### [To do]
Each record must be retyped in full. No character may differ.

Collected data entries
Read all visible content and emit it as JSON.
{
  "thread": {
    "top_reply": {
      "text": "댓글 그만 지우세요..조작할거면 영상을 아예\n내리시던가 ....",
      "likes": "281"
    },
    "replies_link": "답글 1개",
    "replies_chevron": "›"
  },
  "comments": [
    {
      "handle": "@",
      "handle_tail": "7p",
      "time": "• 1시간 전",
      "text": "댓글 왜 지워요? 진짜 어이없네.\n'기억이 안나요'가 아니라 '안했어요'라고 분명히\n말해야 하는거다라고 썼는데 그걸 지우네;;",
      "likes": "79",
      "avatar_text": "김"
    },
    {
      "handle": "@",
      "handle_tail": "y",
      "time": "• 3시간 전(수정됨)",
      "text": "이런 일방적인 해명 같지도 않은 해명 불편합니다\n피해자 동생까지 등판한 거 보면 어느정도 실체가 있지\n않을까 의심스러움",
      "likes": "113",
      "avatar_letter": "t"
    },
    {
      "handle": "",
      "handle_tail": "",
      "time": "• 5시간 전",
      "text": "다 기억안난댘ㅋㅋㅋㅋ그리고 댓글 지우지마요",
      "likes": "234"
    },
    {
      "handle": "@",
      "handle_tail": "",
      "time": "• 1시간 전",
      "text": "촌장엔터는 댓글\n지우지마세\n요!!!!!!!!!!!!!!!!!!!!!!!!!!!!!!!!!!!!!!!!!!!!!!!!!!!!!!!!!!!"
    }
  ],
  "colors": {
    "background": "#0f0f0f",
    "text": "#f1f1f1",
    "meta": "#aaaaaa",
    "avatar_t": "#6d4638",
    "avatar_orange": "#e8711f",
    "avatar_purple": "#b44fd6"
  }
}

### [The response]
Read all visible content and emit it as JSON.
{
  "thread": {
    "top_reply": {
      "text": "댓글 그만 지우세요..조작할거면 영상을 아예\n내리시던가 ....",
      "likes": "281"
    },
    "replies_link": "답글 1개",
    "replies_chevron": "›"
  },
  "comments": [
    {
      "handle": "@",
      "handle_tail": "7p",
      "time": "• 1시간 전",
      "text": "댓글 왜 지워요? 진짜 어이없네.\n'기억이 안나요'가 아니라 '안했어요'라고 분명히\n말해야 하는거다라고 썼는데 그걸 지우네;;",
      "likes": "79",
      "avatar_text": "김"
    },
    {
      "handle": "@",
      "handle_tail": "y",
      "time": "• 3시간 전(수정됨)",
      "text": "이런 일방적인 해명 같지도 않은 해명 불편합니다\n피해자 동생까지 등판한 거 보면 어느정도 실체가 있지\n않을까 의심스러움",
      "likes": "113",
      "avatar_letter": "t"
    },
    {
      "handle": "",
      "handle_tail": "",
      "time": "• 5시간 전",
      "text": "다 기억안난댘ㅋㅋㅋㅋ그리고 댓글 지우지마요",
      "likes": "234"
    },
    {
      "handle": "@",
      "handle_tail": "",
      "time": "• 1시간 전",
      "text": "촌장엔터는 댓글\n지우지마세\n요!!!!!!!!!!!!!!!!!!!!!!!!!!!!!!!!!!!!!!!!!!!!!!!!!!!!!!!!!!!"
    }
  ],
  "colors": {
    "background": "#0f0f0f",
    "text": "#f1f1f1",
    "meta": "#aaaaaa",
    "avatar_t": "#6d4638",
    "avatar_orange": "#e8711f",
    "avatar_purple": "#b44fd6"
  }
}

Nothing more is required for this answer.